**WHAT THE EXERCISE ASKS**
Each entry that follows is to be retyped exactly. Pictures do not belong in the copy.

********

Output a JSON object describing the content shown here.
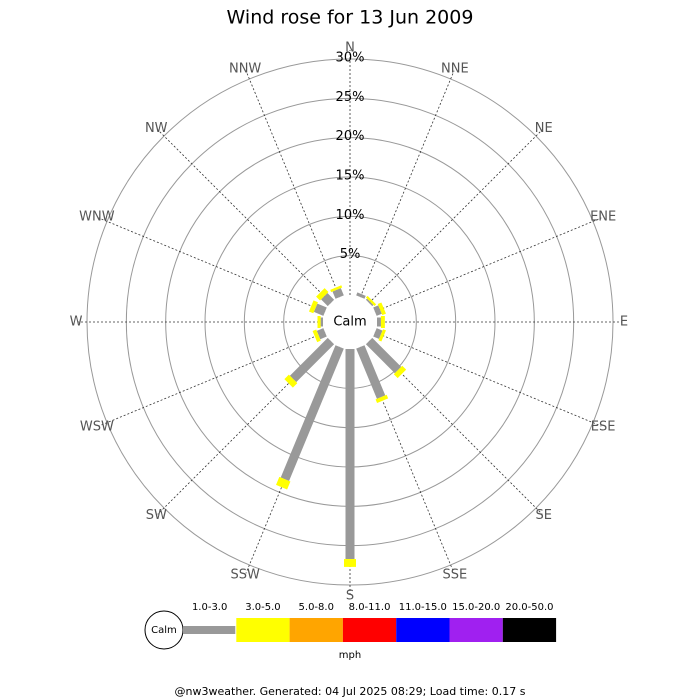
{
  "chart_data": {
    "type": "windrose",
    "title": "Wind rose for 13 Jun 2009",
    "categories": [
      "N",
      "NNE",
      "NE",
      "ENE",
      "E",
      "ESE",
      "SE",
      "SSE",
      "S",
      "SSW",
      "SW",
      "WSW",
      "W",
      "WNW",
      "NW",
      "NNW"
    ],
    "calm_label": "Calm",
    "unit_label": "mph",
    "footer": "@nw3weather. Generated: 04 Jul 2025 08:29; Load time: 0.17 s",
    "rlim": [
      0,
      30
    ],
    "rticks": [
      {
        "value": 5,
        "label": "5%"
      },
      {
        "value": 10,
        "label": "10%"
      },
      {
        "value": 15,
        "label": "15%"
      },
      {
        "value": 20,
        "label": "20%"
      },
      {
        "value": 25,
        "label": "25%"
      },
      {
        "value": 30,
        "label": "30%"
      }
    ],
    "series": [
      {
        "name": "1.0-3.0",
        "color": "#999999",
        "values": [
          0,
          0.4,
          0.2,
          0.7,
          0.5,
          0.8,
          5.2,
          6.9,
          26.7,
          18.2,
          6.8,
          0.9,
          0.3,
          1.3,
          1.2,
          1.0
        ]
      },
      {
        "name": "3.0-5.0",
        "color": "#ffff00",
        "values": [
          0,
          0,
          0.3,
          0.5,
          0.5,
          0.4,
          0.7,
          0.5,
          1.0,
          1.1,
          0.8,
          0.5,
          0.4,
          0.6,
          0.7,
          0.3
        ]
      },
      {
        "name": "5.0-8.0",
        "color": "#ffa500",
        "values": [
          0,
          0,
          0,
          0,
          0,
          0,
          0,
          0,
          0,
          0,
          0,
          0,
          0,
          0,
          0,
          0
        ]
      },
      {
        "name": "8.0-11.0",
        "color": "#ff0000",
        "values": [
          0,
          0,
          0,
          0,
          0,
          0,
          0,
          0,
          0,
          0,
          0,
          0,
          0,
          0,
          0,
          0
        ]
      },
      {
        "name": "11.0-15.0",
        "color": "#0000ff",
        "values": [
          0,
          0,
          0,
          0,
          0,
          0,
          0,
          0,
          0,
          0,
          0,
          0,
          0,
          0,
          0,
          0
        ]
      },
      {
        "name": "15.0-20.0",
        "color": "#a020f0",
        "values": [
          0,
          0,
          0,
          0,
          0,
          0,
          0,
          0,
          0,
          0,
          0,
          0,
          0,
          0,
          0,
          0
        ]
      },
      {
        "name": "20.0-50.0",
        "color": "#000000",
        "values": [
          0,
          0,
          0,
          0,
          0,
          0,
          0,
          0,
          0,
          0,
          0,
          0,
          0,
          0,
          0,
          0
        ]
      }
    ]
  }
}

********

**RESPONSE**
Output a JSON object describing the content shown here.
{
  "chart_data": {
    "type": "windrose",
    "title": "Wind rose for 13 Jun 2009",
    "categories": [
      "N",
      "NNE",
      "NE",
      "ENE",
      "E",
      "ESE",
      "SE",
      "SSE",
      "S",
      "SSW",
      "SW",
      "WSW",
      "W",
      "WNW",
      "NW",
      "NNW"
    ],
    "calm_label": "Calm",
    "unit_label": "mph",
    "footer": "@nw3weather. Generated: 04 Jul 2025 08:29; Load time: 0.17 s",
    "rlim": [
      0,
      30
    ],
    "rticks": [
      {
        "value": 5,
        "label": "5%"
      },
      {
        "value": 10,
        "label": "10%"
      },
      {
        "value": 15,
        "label": "15%"
      },
      {
        "value": 20,
        "label": "20%"
      },
      {
        "value": 25,
        "label": "25%"
      },
      {
        "value": 30,
        "label": "30%"
      }
    ],
    "series": [
      {
        "name": "1.0-3.0",
        "color": "#999999",
        "values": [
          0,
          0.4,
          0.2,
          0.7,
          0.5,
          0.8,
          5.2,
          6.9,
          26.7,
          18.2,
          6.8,
          0.9,
          0.3,
          1.3,
          1.2,
          1.0
        ]
      },
      {
        "name": "3.0-5.0",
        "color": "#ffff00",
        "values": [
          0,
          0,
          0.3,
          0.5,
          0.5,
          0.4,
          0.7,
          0.5,
          1.0,
          1.1,
          0.8,
          0.5,
          0.4,
          0.6,
          0.7,
          0.3
        ]
      },
      {
        "name": "5.0-8.0",
        "color": "#ffa500",
        "values": [
          0,
          0,
          0,
          0,
          0,
          0,
          0,
          0,
          0,
          0,
          0,
          0,
          0,
          0,
          0,
          0
        ]
      },
      {
        "name": "8.0-11.0",
        "color": "#ff0000",
        "values": [
          0,
          0,
          0,
          0,
          0,
          0,
          0,
          0,
          0,
          0,
          0,
          0,
          0,
          0,
          0,
          0
        ]
      },
      {
        "name": "11.0-15.0",
        "color": "#0000ff",
        "values": [
          0,
          0,
          0,
          0,
          0,
          0,
          0,
          0,
          0,
          0,
          0,
          0,
          0,
          0,
          0,
          0
        ]
      },
      {
        "name": "15.0-20.0",
        "color": "#a020f0",
        "values": [
          0,
          0,
          0,
          0,
          0,
          0,
          0,
          0,
          0,
          0,
          0,
          0,
          0,
          0,
          0,
          0
        ]
      },
      {
        "name": "20.0-50.0",
        "color": "#000000",
        "values": [
          0,
          0,
          0,
          0,
          0,
          0,
          0,
          0,
          0,
          0,
          0,
          0,
          0,
          0,
          0,
          0
        ]
      }
    ]
  }
}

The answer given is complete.